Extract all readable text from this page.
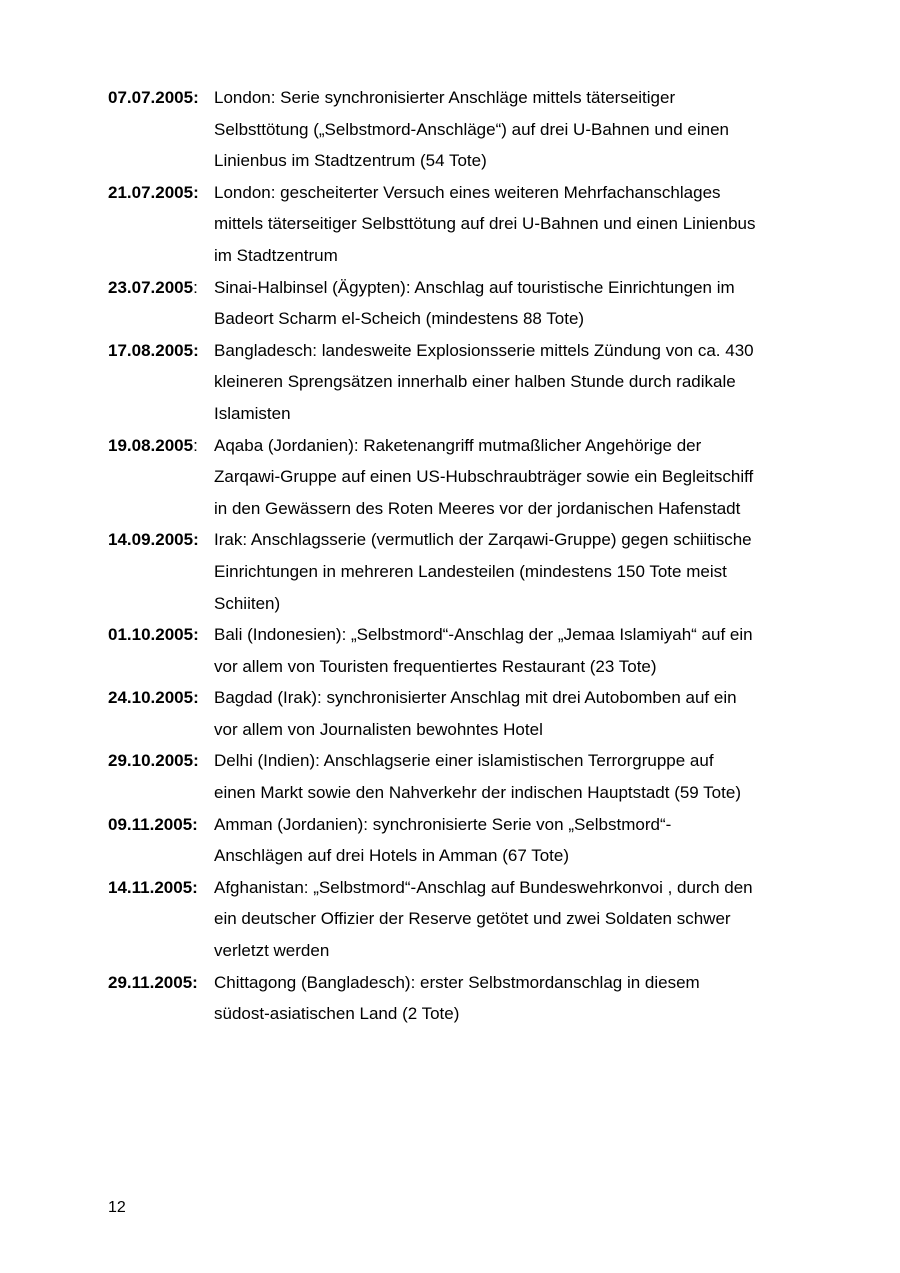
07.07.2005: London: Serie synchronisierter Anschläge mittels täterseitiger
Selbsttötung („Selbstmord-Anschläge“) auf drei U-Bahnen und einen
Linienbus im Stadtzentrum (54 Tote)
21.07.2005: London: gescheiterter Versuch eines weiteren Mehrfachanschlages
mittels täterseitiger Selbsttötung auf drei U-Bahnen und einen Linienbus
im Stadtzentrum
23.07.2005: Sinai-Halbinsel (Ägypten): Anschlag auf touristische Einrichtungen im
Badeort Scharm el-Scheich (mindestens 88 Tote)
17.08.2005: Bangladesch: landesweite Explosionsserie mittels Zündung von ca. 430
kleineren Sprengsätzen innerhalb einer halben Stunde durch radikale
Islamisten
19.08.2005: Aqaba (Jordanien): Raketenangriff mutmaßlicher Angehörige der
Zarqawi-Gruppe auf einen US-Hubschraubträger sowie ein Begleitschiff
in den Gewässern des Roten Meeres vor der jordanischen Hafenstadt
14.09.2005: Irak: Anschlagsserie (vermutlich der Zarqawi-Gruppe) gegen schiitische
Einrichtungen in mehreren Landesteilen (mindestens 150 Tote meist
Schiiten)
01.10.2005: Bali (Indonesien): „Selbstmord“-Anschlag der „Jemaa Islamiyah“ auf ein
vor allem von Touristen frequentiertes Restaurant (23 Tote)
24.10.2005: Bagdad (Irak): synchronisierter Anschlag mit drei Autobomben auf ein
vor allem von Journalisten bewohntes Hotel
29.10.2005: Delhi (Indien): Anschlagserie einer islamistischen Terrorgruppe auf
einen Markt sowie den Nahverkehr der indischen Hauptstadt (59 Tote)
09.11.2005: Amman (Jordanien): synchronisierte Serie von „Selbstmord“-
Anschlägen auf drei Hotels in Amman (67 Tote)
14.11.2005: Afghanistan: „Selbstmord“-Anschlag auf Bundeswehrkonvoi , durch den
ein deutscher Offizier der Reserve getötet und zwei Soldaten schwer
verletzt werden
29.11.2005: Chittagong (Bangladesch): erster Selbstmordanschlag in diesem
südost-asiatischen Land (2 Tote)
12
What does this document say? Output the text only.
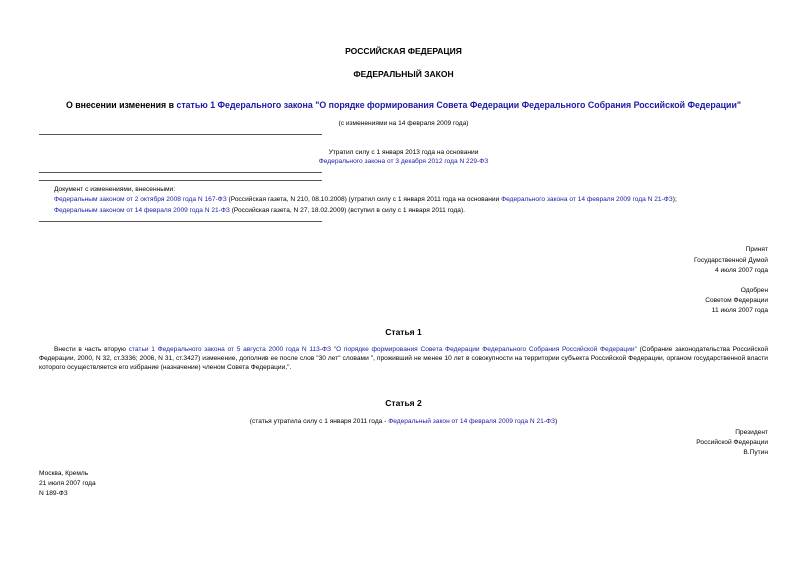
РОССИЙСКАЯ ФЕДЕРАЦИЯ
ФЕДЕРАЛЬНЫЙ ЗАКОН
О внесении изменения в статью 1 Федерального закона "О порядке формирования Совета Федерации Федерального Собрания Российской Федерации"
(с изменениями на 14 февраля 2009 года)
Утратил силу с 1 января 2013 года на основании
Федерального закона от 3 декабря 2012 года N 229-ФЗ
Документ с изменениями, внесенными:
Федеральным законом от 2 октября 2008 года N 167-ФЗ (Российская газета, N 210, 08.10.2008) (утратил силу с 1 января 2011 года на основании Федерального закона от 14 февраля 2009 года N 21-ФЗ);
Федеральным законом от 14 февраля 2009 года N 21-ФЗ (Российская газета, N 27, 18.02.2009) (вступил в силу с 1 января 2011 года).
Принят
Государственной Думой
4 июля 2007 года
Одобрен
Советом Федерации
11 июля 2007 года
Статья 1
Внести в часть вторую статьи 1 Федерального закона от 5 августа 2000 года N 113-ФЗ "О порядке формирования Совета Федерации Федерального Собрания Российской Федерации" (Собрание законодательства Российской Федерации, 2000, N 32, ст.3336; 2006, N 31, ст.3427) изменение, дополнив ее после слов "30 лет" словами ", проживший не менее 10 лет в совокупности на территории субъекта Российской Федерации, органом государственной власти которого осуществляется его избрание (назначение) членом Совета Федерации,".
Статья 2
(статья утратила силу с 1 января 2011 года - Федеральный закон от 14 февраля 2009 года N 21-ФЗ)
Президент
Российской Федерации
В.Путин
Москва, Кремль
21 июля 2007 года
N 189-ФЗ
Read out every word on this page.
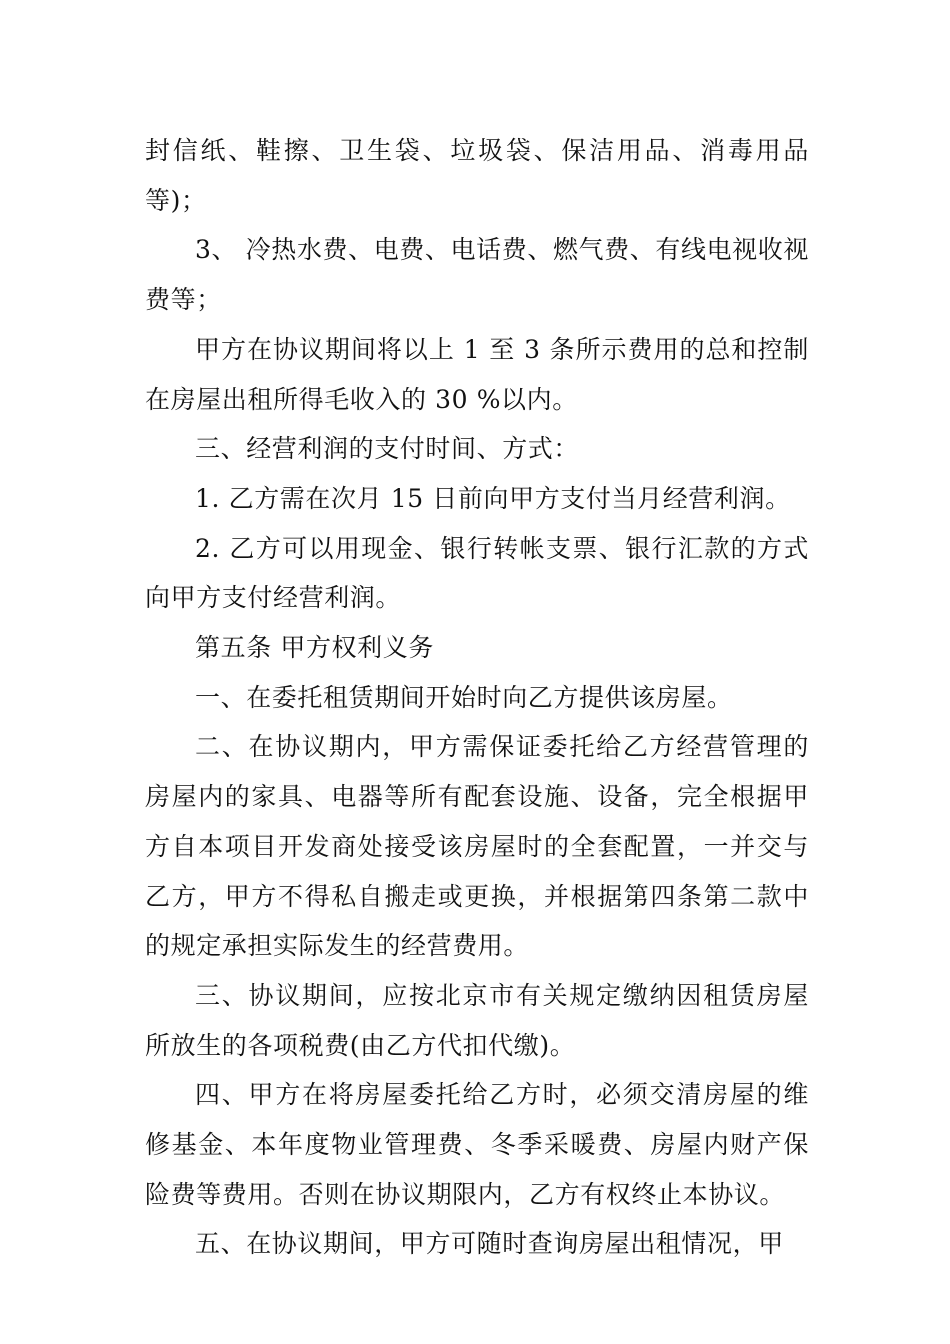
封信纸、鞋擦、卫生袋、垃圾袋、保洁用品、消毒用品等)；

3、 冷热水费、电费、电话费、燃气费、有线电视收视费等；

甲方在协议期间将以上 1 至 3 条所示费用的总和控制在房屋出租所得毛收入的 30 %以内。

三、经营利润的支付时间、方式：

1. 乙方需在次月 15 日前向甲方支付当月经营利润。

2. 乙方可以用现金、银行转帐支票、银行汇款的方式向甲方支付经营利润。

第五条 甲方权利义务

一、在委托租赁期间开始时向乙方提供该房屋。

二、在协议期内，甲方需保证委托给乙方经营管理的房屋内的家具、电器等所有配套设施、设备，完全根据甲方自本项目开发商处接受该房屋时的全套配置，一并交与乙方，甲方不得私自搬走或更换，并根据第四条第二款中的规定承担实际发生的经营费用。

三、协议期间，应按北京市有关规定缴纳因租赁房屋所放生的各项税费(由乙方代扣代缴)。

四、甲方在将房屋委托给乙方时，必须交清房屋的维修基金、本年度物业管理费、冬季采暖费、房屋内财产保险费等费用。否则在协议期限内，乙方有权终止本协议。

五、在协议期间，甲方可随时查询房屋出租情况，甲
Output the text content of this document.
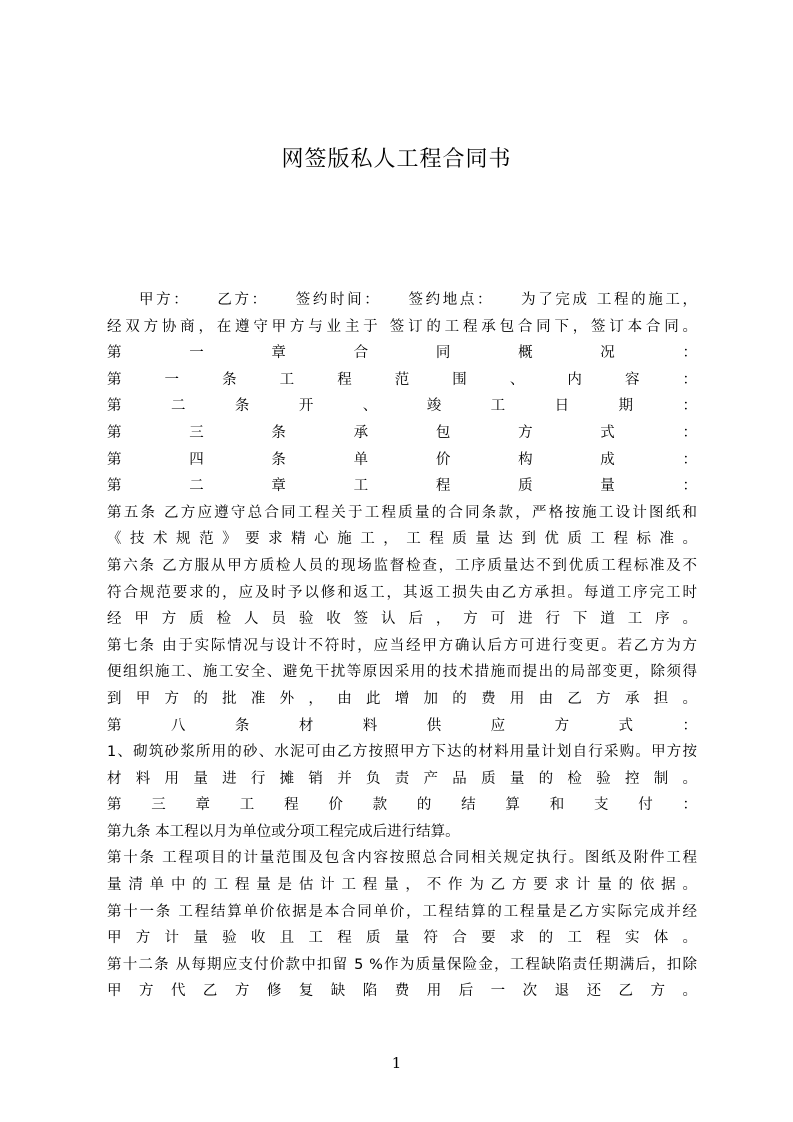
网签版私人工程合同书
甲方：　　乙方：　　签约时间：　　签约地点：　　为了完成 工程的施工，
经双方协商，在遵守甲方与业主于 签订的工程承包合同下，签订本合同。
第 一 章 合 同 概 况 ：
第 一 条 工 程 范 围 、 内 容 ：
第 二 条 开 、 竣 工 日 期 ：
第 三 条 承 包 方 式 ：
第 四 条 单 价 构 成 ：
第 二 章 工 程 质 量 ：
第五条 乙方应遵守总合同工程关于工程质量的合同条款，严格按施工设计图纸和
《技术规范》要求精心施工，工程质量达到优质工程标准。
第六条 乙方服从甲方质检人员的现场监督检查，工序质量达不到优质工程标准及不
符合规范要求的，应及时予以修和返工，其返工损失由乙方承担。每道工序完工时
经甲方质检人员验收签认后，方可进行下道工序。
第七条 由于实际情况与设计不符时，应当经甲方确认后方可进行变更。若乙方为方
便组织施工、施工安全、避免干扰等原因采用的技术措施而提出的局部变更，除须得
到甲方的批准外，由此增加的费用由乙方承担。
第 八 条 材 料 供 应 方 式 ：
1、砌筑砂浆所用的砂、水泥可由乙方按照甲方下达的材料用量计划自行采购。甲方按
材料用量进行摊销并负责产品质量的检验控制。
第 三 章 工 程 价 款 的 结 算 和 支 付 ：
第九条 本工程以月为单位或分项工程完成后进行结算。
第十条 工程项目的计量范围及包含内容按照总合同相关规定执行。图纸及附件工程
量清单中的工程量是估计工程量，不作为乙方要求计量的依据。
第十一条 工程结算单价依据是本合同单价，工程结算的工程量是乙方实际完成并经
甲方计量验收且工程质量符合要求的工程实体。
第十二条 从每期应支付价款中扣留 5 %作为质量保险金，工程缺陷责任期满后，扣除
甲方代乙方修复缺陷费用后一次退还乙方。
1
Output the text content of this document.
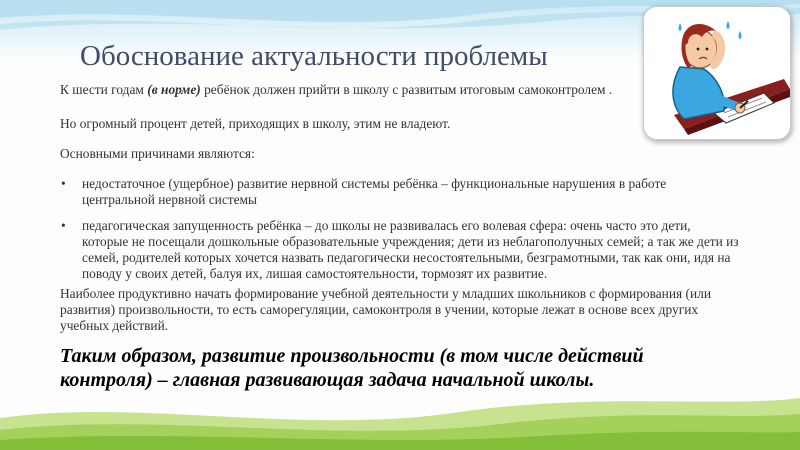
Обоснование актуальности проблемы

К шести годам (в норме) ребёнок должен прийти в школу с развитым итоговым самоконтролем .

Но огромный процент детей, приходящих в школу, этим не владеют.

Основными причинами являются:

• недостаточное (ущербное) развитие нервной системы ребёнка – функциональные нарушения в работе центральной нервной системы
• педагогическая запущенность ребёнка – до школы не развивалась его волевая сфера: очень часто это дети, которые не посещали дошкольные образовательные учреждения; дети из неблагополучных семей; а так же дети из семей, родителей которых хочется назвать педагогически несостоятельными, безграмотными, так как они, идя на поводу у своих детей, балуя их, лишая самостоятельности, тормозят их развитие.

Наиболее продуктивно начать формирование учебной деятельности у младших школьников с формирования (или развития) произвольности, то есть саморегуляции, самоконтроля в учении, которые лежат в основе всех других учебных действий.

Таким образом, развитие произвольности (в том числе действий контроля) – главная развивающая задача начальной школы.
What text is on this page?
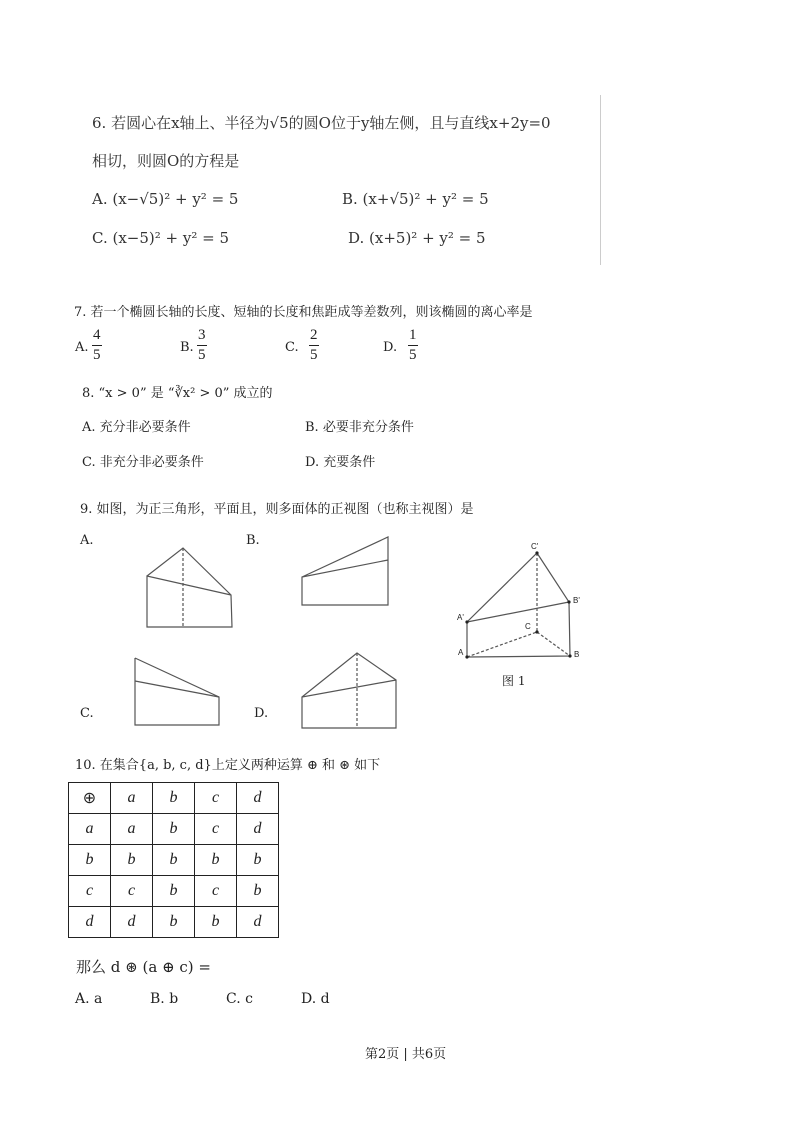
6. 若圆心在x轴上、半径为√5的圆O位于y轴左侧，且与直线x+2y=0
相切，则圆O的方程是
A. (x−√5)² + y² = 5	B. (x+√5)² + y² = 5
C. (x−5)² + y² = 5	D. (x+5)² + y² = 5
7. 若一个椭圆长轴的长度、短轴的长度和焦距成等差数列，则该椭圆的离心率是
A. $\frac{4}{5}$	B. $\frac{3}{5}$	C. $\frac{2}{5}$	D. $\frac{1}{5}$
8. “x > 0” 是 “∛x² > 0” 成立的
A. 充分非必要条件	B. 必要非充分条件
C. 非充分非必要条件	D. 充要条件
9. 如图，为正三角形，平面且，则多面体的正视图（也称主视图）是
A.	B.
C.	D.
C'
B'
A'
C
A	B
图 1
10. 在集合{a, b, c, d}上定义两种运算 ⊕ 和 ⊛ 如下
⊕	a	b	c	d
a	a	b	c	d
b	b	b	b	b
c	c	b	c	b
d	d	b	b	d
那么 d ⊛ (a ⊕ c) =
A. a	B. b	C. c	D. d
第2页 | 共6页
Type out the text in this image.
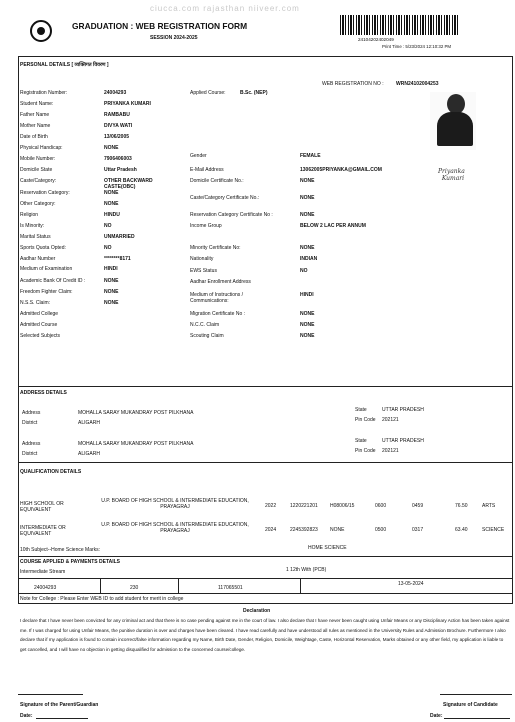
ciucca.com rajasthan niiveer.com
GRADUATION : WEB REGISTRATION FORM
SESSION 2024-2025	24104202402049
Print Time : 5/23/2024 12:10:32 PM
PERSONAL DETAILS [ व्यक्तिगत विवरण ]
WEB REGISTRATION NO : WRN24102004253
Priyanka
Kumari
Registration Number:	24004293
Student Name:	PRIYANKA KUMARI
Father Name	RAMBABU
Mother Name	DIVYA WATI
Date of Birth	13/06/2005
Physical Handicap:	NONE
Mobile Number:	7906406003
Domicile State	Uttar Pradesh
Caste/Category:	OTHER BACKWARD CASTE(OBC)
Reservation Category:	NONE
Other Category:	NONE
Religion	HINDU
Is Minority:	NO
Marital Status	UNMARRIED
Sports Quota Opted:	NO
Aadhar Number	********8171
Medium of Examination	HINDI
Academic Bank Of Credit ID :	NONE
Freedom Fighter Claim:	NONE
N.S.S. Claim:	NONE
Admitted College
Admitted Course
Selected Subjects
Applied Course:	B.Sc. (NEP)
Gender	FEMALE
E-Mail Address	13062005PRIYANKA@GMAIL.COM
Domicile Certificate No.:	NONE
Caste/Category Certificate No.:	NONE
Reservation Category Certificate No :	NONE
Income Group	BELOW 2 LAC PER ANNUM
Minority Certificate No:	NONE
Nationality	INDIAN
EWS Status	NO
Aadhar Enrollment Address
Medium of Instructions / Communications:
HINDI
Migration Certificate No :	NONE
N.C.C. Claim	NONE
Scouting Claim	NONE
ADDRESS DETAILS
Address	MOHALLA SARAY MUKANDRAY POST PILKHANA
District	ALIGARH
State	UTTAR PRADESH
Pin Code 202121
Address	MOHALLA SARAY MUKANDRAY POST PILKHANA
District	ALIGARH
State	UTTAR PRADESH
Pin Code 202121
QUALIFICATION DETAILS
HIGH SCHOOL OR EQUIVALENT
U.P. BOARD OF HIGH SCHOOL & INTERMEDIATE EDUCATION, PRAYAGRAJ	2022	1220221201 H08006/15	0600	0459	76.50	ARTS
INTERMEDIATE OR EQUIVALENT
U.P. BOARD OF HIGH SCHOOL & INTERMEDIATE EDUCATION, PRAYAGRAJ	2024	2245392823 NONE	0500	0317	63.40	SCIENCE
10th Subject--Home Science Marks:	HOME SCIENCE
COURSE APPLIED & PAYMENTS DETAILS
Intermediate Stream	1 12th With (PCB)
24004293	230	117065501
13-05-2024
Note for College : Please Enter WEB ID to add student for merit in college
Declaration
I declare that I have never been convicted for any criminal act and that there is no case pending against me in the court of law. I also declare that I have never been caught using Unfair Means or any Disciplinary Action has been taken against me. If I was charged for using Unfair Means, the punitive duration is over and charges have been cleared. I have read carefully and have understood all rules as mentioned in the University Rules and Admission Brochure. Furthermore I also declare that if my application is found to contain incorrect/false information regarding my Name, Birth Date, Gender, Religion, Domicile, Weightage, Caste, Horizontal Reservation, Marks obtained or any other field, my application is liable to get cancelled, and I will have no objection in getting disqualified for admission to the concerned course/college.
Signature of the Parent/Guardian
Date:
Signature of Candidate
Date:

+===+

What the task asks:
Search the entries for the word "Amman", then gather every line that has it.

The reply:
09.11.2005: Amman (Jordanien): synchronisierte Serie von „Selbstmord“-
Anschlägen auf drei Hotels in Amman (67 Tote)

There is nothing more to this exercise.